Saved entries
***
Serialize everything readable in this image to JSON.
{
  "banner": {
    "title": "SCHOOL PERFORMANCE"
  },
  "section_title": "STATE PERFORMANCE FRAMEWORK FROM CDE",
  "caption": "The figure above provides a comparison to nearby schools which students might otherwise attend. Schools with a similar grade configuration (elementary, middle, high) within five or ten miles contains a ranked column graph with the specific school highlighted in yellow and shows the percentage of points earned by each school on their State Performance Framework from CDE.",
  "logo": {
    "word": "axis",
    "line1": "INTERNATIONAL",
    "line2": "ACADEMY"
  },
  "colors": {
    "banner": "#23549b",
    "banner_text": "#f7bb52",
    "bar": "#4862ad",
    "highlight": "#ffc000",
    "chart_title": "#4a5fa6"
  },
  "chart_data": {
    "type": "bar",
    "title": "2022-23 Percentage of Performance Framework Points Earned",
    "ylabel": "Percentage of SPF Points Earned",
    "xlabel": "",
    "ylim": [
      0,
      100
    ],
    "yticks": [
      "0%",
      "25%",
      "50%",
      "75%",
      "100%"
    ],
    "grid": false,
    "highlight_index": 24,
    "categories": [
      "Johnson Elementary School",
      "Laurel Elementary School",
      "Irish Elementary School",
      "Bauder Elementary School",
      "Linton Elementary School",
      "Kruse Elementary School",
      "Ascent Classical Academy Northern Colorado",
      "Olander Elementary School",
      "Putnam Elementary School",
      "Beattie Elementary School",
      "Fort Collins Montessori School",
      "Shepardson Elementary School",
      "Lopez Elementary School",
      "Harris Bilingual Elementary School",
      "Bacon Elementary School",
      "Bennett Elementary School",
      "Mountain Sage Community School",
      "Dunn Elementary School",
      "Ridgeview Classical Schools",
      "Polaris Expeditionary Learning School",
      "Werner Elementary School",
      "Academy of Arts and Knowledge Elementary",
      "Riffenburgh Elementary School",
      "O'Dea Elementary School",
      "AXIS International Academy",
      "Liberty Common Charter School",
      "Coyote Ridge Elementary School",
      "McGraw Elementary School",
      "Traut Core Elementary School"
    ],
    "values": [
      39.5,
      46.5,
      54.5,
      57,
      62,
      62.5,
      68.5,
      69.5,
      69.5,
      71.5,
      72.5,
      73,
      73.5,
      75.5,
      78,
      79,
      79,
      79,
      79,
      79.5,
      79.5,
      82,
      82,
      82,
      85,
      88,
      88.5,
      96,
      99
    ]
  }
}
***
Output all of the data again, exactly.

Answer to this exercise —
Serialize everything readable in this image to JSON.
{
  "banner": {
    "title": "SCHOOL PERFORMANCE"
  },
  "section_title": "STATE PERFORMANCE FRAMEWORK FROM CDE",
  "caption": "The figure above provides a comparison to nearby schools which students might otherwise attend. Schools with a similar grade configuration (elementary, middle, high) within five or ten miles contains a ranked column graph with the specific school highlighted in yellow and shows the percentage of points earned by each school on their State Performance Framework from CDE.",
  "logo": {
    "word": "axis",
    "line1": "INTERNATIONAL",
    "line2": "ACADEMY"
  },
  "colors": {
    "banner": "#23549b",
    "banner_text": "#f7bb52",
    "bar": "#4862ad",
    "highlight": "#ffc000",
    "chart_title": "#4a5fa6"
  },
  "chart_data": {
    "type": "bar",
    "title": "2022-23 Percentage of Performance Framework Points Earned",
    "ylabel": "Percentage of SPF Points Earned",
    "xlabel": "",
    "ylim": [
      0,
      100
    ],
    "yticks": [
      "0%",
      "25%",
      "50%",
      "75%",
      "100%"
    ],
    "grid": false,
    "highlight_index": 24,
    "categories": [
      "Johnson Elementary School",
      "Laurel Elementary School",
      "Irish Elementary School",
      "Bauder Elementary School",
      "Linton Elementary School",
      "Kruse Elementary School",
      "Ascent Classical Academy Northern Colorado",
      "Olander Elementary School",
      "Putnam Elementary School",
      "Beattie Elementary School",
      "Fort Collins Montessori School",
      "Shepardson Elementary School",
      "Lopez Elementary School",
      "Harris Bilingual Elementary School",
      "Bacon Elementary School",
      "Bennett Elementary School",
      "Mountain Sage Community School",
      "Dunn Elementary School",
      "Ridgeview Classical Schools",
      "Polaris Expeditionary Learning School",
      "Werner Elementary School",
      "Academy of Arts and Knowledge Elementary",
      "Riffenburgh Elementary School",
      "O'Dea Elementary School",
      "AXIS International Academy",
      "Liberty Common Charter School",
      "Coyote Ridge Elementary School",
      "McGraw Elementary School",
      "Traut Core Elementary School"
    ],
    "values": [
      39.5,
      46.5,
      54.5,
      57,
      62,
      62.5,
      68.5,
      69.5,
      69.5,
      71.5,
      72.5,
      73,
      73.5,
      75.5,
      78,
      79,
      79,
      79,
      79,
      79.5,
      79.5,
      82,
      82,
      82,
      85,
      88,
      88.5,
      96,
      99
    ]
  }
}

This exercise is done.